» Information provided:
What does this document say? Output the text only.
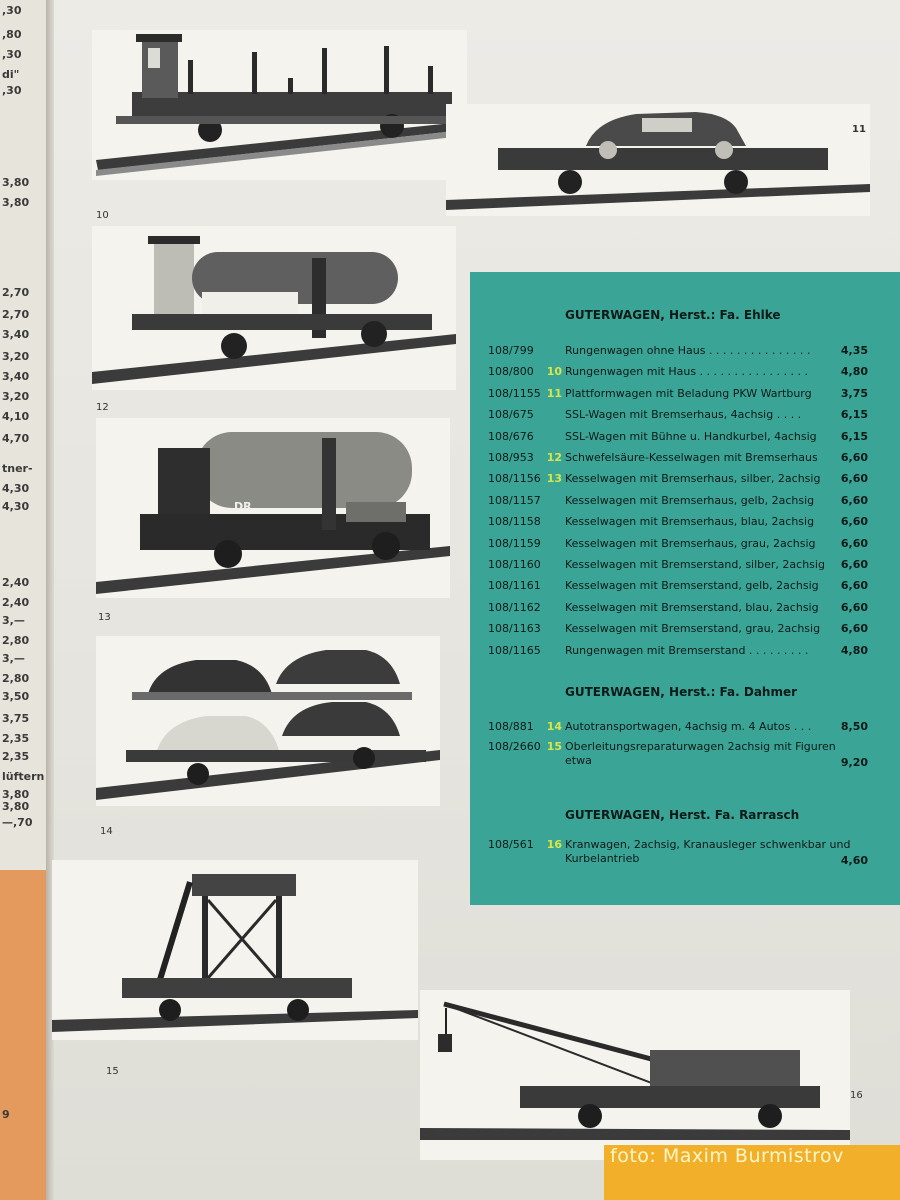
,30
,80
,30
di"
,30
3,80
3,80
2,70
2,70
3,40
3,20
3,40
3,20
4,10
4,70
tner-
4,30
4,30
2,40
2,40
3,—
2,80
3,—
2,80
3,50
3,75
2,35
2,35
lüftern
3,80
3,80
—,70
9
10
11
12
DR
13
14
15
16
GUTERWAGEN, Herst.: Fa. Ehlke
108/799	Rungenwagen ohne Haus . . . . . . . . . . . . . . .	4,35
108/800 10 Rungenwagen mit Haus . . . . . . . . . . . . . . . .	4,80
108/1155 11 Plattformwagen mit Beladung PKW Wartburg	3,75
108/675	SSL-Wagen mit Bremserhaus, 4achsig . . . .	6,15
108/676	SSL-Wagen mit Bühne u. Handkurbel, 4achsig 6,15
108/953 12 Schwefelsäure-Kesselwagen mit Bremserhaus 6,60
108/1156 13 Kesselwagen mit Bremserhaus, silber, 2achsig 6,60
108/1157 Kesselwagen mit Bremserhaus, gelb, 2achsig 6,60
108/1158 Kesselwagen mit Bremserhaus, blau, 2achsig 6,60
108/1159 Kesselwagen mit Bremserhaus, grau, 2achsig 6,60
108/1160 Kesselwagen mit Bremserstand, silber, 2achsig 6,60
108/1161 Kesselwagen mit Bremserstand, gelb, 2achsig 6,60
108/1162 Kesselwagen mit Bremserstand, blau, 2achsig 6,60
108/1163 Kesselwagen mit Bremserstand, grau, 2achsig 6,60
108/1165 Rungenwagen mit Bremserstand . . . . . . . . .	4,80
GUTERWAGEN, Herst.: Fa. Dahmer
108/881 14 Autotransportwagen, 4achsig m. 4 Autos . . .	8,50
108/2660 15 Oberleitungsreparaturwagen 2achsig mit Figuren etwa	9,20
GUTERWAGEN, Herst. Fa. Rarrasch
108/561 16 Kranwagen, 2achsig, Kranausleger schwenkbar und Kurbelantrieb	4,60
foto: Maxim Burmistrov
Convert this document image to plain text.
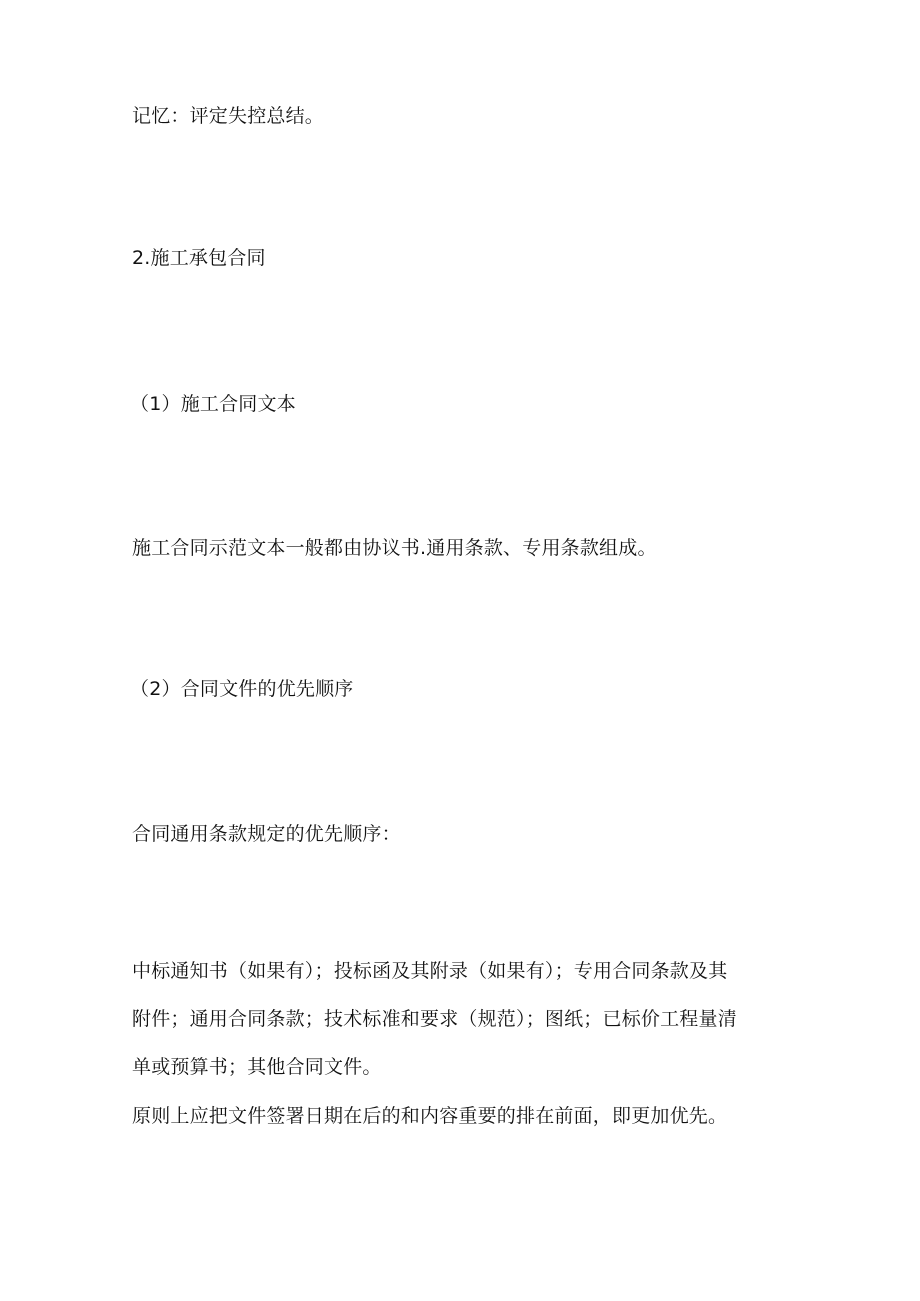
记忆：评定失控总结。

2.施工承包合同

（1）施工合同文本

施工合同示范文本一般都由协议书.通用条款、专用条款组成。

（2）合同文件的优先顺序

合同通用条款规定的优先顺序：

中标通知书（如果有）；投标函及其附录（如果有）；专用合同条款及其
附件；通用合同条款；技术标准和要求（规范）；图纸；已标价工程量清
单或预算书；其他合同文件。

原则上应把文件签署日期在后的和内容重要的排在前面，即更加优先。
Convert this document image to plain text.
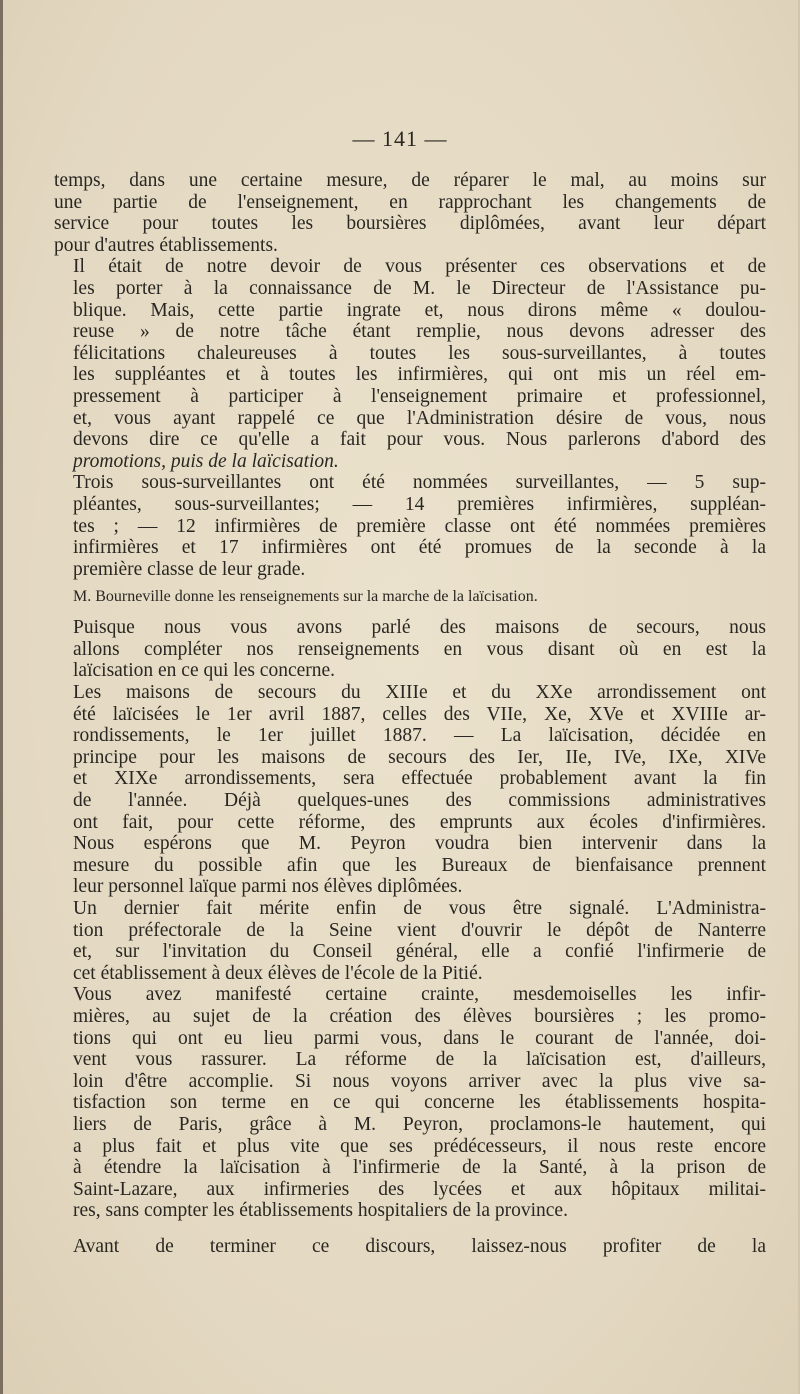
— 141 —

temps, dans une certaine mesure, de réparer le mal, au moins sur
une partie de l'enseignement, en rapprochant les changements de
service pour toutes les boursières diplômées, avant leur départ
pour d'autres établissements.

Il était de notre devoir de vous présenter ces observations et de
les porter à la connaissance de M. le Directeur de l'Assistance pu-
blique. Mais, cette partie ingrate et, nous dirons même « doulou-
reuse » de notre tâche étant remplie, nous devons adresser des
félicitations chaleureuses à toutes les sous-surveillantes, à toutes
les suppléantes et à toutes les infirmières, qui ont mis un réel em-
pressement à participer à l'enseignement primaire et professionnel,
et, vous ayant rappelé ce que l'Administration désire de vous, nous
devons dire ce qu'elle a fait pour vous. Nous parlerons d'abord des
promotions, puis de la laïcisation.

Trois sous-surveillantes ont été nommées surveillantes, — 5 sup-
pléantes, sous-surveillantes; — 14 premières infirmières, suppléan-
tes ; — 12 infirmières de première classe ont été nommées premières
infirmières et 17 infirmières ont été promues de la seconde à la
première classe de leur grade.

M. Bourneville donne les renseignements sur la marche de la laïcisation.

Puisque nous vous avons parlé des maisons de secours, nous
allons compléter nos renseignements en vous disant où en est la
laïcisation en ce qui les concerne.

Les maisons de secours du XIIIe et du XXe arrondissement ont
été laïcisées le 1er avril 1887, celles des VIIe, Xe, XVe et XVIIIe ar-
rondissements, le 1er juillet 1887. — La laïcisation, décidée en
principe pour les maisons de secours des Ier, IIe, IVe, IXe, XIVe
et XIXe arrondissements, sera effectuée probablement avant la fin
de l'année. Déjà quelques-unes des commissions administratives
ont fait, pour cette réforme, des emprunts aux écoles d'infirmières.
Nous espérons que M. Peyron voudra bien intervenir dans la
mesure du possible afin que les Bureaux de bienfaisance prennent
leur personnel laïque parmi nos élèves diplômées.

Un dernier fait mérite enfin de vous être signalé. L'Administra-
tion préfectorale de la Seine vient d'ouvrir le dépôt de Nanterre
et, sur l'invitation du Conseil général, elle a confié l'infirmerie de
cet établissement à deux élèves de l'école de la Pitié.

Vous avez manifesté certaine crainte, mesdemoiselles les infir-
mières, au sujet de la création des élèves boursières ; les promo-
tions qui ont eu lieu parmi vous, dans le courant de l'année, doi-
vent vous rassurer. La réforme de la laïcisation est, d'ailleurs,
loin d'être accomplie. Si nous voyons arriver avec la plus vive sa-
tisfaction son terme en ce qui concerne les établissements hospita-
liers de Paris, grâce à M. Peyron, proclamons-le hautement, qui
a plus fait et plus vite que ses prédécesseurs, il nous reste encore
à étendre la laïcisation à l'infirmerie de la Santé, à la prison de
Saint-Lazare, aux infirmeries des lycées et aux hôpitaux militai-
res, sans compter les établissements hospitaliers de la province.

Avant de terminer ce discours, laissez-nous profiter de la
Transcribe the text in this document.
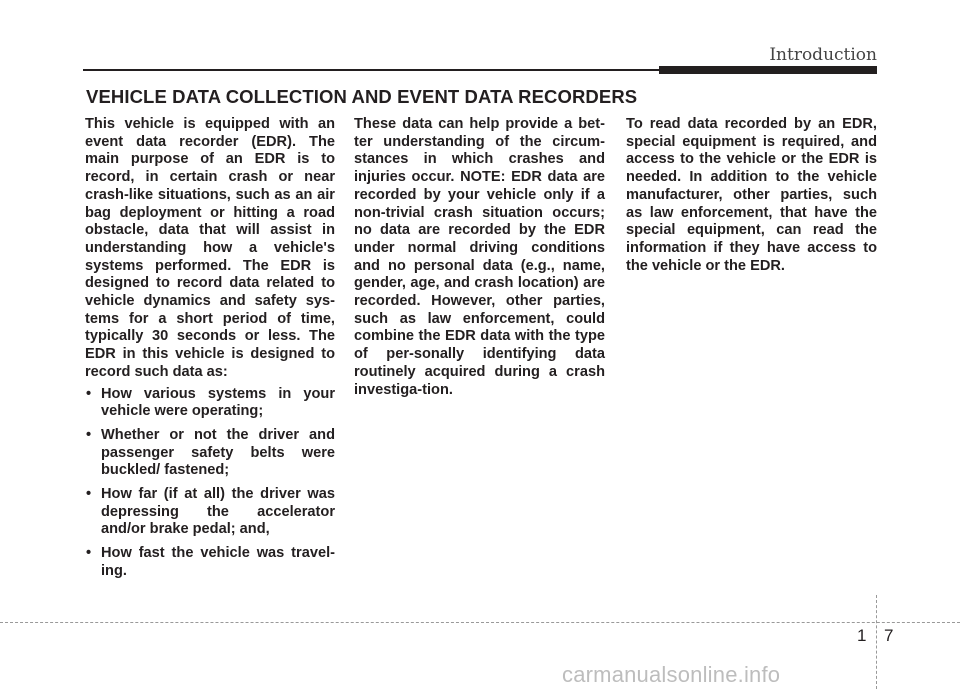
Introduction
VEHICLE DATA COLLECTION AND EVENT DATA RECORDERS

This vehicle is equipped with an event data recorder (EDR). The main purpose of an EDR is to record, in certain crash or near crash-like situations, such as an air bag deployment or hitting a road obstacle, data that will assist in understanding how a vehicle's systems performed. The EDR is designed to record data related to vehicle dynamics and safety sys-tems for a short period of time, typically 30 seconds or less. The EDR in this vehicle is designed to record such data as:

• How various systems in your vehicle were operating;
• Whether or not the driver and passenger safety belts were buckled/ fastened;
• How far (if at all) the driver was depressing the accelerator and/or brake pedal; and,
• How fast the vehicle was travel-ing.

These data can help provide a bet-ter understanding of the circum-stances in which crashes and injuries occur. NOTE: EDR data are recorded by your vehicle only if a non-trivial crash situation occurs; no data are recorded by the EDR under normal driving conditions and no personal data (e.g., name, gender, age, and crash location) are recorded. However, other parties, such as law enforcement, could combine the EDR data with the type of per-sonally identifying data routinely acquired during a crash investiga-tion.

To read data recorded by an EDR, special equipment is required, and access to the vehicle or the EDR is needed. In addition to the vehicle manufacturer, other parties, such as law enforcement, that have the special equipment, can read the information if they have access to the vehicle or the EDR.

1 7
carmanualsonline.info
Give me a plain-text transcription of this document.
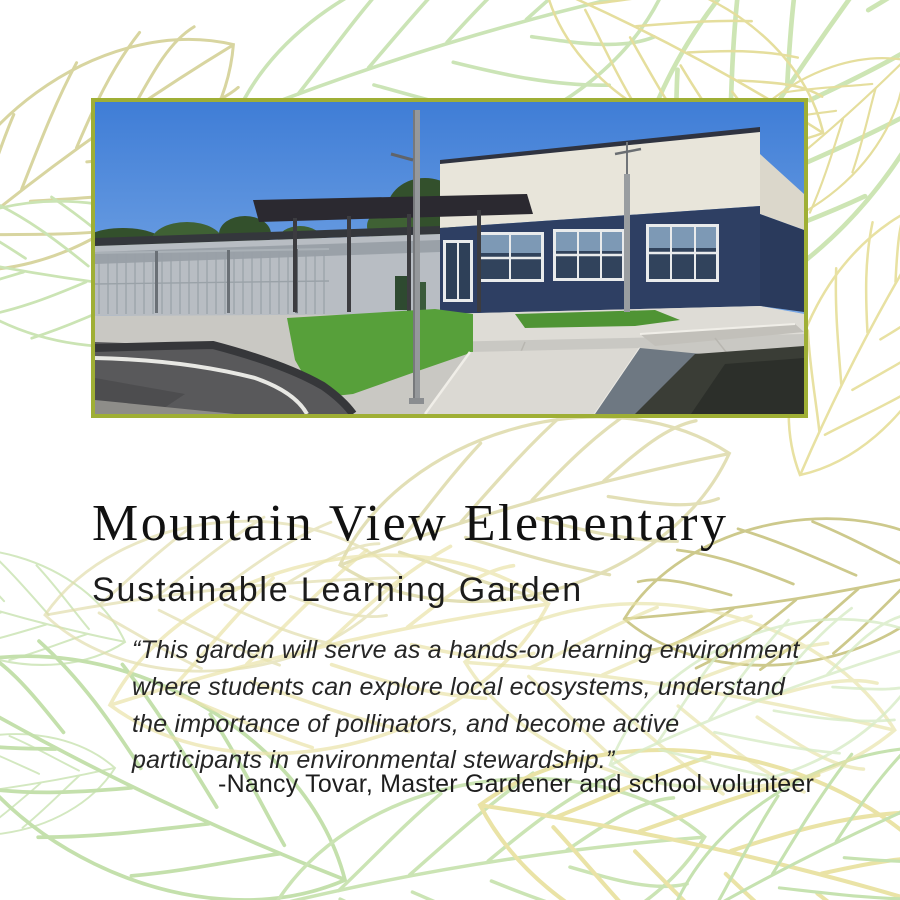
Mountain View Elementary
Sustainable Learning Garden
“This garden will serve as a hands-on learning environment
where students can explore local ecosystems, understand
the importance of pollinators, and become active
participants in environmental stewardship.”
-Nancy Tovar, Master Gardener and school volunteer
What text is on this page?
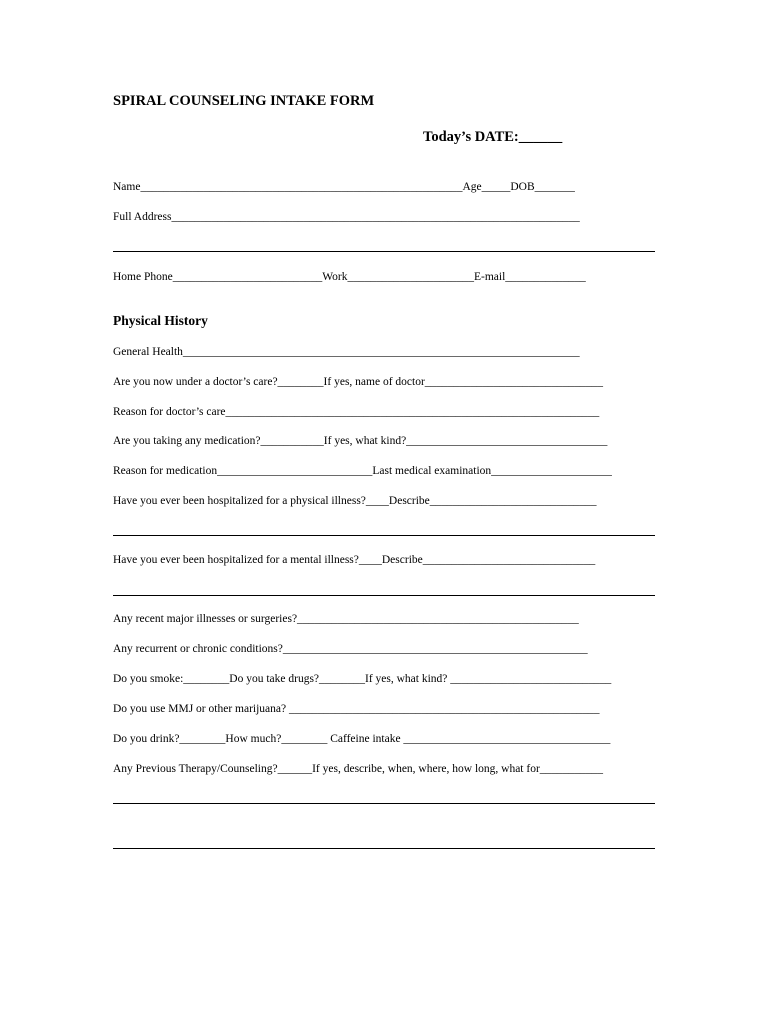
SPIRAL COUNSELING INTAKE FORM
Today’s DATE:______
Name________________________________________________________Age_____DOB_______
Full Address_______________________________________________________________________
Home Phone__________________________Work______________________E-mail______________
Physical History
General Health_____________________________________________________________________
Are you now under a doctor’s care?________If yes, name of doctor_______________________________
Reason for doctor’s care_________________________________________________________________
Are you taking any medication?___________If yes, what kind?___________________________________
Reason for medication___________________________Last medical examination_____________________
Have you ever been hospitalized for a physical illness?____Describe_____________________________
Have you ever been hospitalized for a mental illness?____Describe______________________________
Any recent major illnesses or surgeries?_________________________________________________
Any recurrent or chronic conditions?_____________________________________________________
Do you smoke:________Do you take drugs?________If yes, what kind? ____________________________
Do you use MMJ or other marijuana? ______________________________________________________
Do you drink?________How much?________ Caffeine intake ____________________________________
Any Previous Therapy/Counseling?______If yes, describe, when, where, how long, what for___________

» What this task involves:
Search the data above for lines holding "silber" and copy each of them.

» The output:
108/1156 13 Kesselwagen mit Bremserhaus, silber, 2achsig 6,60
108/1160 Kesselwagen mit Bremserstand, silber, 2achsig 6,60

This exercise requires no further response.